• REQUIRED TASK
The answer is a single number: how many lines hold the string "critically".

(Collection entries)
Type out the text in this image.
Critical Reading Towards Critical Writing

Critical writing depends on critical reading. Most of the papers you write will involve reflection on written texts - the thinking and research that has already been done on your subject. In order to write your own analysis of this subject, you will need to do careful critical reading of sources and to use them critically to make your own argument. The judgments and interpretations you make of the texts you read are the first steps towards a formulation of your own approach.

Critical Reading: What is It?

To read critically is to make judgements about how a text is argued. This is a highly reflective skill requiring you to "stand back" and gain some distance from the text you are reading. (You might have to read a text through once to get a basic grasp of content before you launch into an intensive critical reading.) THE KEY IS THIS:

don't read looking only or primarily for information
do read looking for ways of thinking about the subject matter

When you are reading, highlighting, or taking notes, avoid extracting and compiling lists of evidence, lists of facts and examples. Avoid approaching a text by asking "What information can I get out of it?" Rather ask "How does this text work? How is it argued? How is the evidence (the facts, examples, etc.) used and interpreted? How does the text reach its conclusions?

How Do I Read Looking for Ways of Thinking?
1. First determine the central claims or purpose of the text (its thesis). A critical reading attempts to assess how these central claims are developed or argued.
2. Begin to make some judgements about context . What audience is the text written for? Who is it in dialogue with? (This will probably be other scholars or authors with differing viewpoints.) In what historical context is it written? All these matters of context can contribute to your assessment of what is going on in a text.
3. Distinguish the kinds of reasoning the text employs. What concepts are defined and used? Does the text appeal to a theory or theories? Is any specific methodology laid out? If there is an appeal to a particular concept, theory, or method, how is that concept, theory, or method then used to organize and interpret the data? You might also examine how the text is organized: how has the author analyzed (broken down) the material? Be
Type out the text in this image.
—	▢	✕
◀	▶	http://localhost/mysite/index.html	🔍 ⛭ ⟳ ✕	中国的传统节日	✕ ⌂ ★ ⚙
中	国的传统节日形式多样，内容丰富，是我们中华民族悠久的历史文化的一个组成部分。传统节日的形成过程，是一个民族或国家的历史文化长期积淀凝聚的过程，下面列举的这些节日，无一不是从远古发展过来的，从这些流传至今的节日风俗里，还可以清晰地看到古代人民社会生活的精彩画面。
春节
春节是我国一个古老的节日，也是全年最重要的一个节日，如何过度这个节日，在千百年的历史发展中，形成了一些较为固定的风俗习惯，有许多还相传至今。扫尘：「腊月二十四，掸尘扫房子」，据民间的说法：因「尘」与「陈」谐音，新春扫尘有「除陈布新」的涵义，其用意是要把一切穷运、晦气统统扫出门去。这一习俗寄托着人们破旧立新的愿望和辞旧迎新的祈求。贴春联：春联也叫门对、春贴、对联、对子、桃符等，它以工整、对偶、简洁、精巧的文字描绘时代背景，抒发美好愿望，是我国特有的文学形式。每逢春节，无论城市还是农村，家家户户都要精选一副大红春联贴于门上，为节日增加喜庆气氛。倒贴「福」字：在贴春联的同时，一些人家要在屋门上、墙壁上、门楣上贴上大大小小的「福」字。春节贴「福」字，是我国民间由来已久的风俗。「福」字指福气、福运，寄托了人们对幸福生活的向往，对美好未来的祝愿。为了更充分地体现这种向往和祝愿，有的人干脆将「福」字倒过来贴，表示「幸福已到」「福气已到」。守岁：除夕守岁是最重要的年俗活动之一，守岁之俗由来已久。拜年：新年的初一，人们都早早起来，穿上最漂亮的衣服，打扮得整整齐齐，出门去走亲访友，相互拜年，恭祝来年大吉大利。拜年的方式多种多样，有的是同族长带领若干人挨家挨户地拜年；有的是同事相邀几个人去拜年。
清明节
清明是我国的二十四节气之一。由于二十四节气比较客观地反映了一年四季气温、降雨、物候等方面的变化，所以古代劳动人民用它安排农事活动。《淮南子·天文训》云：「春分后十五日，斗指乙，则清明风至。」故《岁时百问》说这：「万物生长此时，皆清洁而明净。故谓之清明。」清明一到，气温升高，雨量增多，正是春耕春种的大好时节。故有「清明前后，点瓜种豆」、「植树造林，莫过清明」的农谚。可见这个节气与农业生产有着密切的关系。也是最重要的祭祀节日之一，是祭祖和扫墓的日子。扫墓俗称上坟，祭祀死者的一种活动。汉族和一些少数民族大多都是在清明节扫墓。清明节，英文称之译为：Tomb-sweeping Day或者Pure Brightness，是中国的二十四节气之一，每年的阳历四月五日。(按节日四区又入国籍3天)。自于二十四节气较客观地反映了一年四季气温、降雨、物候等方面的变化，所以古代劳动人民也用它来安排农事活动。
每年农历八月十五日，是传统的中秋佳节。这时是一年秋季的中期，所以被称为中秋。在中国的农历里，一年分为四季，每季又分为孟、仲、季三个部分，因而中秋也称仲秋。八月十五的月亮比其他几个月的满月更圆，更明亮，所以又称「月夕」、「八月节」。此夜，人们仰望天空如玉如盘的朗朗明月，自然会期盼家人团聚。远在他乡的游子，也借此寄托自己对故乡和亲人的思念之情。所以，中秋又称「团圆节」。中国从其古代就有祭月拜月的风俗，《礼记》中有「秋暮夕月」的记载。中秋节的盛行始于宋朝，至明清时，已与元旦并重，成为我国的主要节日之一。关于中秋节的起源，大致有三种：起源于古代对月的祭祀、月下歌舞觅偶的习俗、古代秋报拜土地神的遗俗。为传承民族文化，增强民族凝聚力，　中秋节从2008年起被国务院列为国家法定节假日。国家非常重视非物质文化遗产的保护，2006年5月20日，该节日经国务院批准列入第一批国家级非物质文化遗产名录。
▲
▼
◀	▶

• RESULT
2